-- Written exercise --
Search the data for the word "helpen". Reproduce every line where it is found.

-- Data section --
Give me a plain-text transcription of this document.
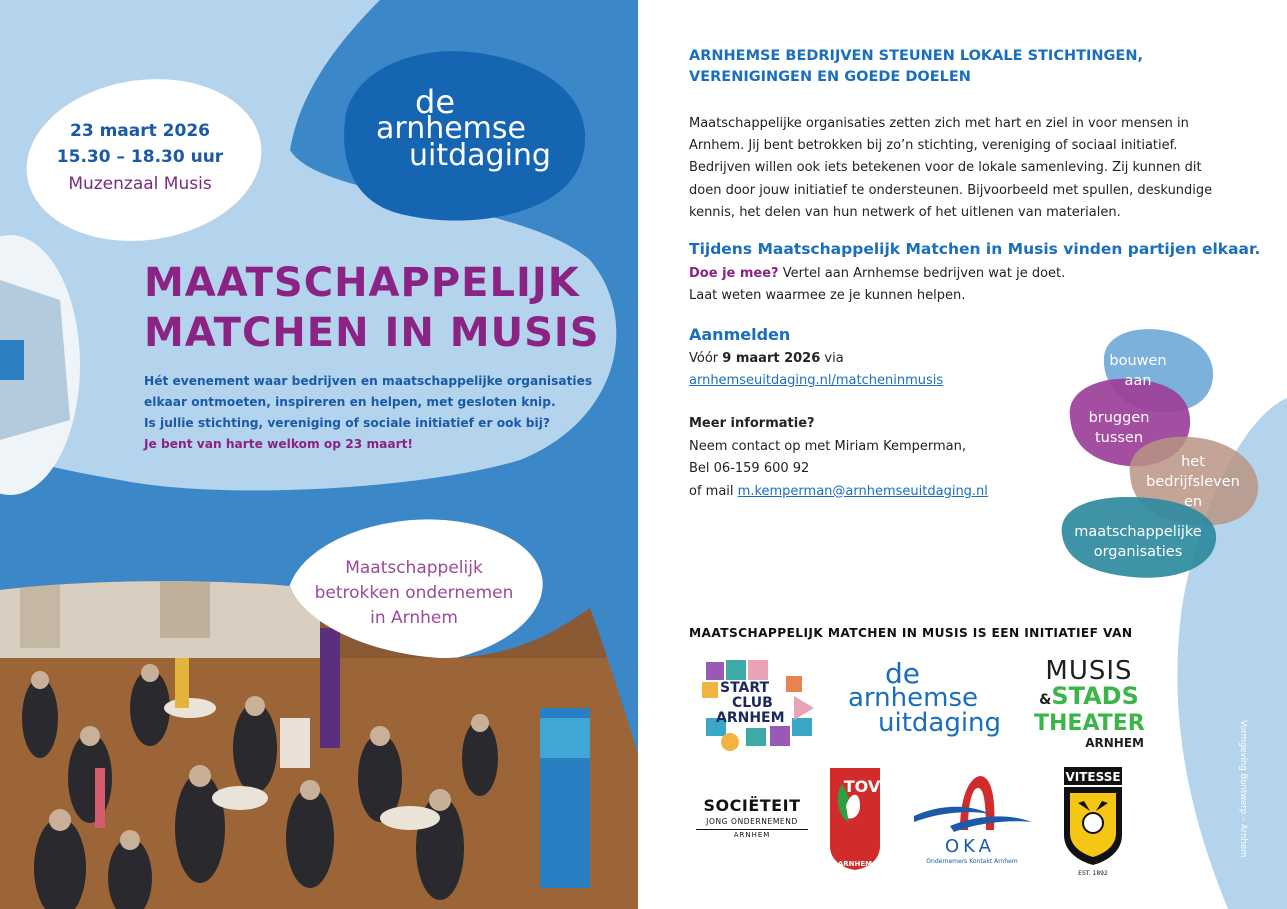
23 maart 2026
15.30 – 18.30 uur
Muzenzaal Musis
de
arnhemse
uitdaging
MAATSCHAPPELIJK
MATCHEN IN MUSIS
Hét evenement waar bedrijven en maatschappelijke organisaties
elkaar ontmoeten, inspireren en helpen, met gesloten knip.
Is jullie stichting, vereniging of sociale initiatief er ook bij?
Je bent van harte welkom op 23 maart!
Maatschappelijk
betrokken ondernemen
in Arnhem
ARNHEMSE BEDRIJVEN STEUNEN LOKALE STICHTINGEN,
VERENIGINGEN EN GOEDE DOELEN

Maatschappelijke organisaties zetten zich met hart en ziel in voor mensen in
Arnhem. Jij bent betrokken bij zo’n stichting, vereniging of sociaal initiatief.
Bedrijven willen ook iets betekenen voor de lokale samenleving. Zij kunnen dit
doen door jouw initiatief te ondersteunen. Bijvoorbeeld met spullen, deskundige
kennis, het delen van hun netwerk of het uitlenen van materialen.

Tijdens Maatschappelijk Matchen in Musis vinden partijen elkaar.
Doe je mee? Vertel aan Arnhemse bedrijven wat je doet.
Laat weten waarmee ze je kunnen helpen.
Aanmelden
Vóór 9 maart 2026 via
arnhemseuitdaging.nl/matcheninmusis
Meer informatie?
Neem contact op met Miriam Kemperman,
Bel 06-159 600 92
of mail m.kemperman@arnhemseuitdaging.nl
bouwen
aan
bruggen
tussen
het
bedrijfsleven
en
maatschappelijke
organisaties
MAATSCHAPPELIJK MATCHEN IN MUSIS IS EEN INITIATIEF VAN
START
CLUB
ARNHEM
de
arnhemse
uitdaging
MUSIS
&STADS
THEATER
ARNHEM
SOCIËTEIT
JONG ONDERNEMEND
ARNHEM
TOV
ARNHEM
OKA
Ondernemers Kontakt Arnhem
VITESSE
EST. 1892
Vormgeving Bontwerp – Arnhem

-- Completed task --
elkaar ontmoeten, inspireren en helpen, met gesloten knip.
Laat weten waarmee ze je kunnen helpen.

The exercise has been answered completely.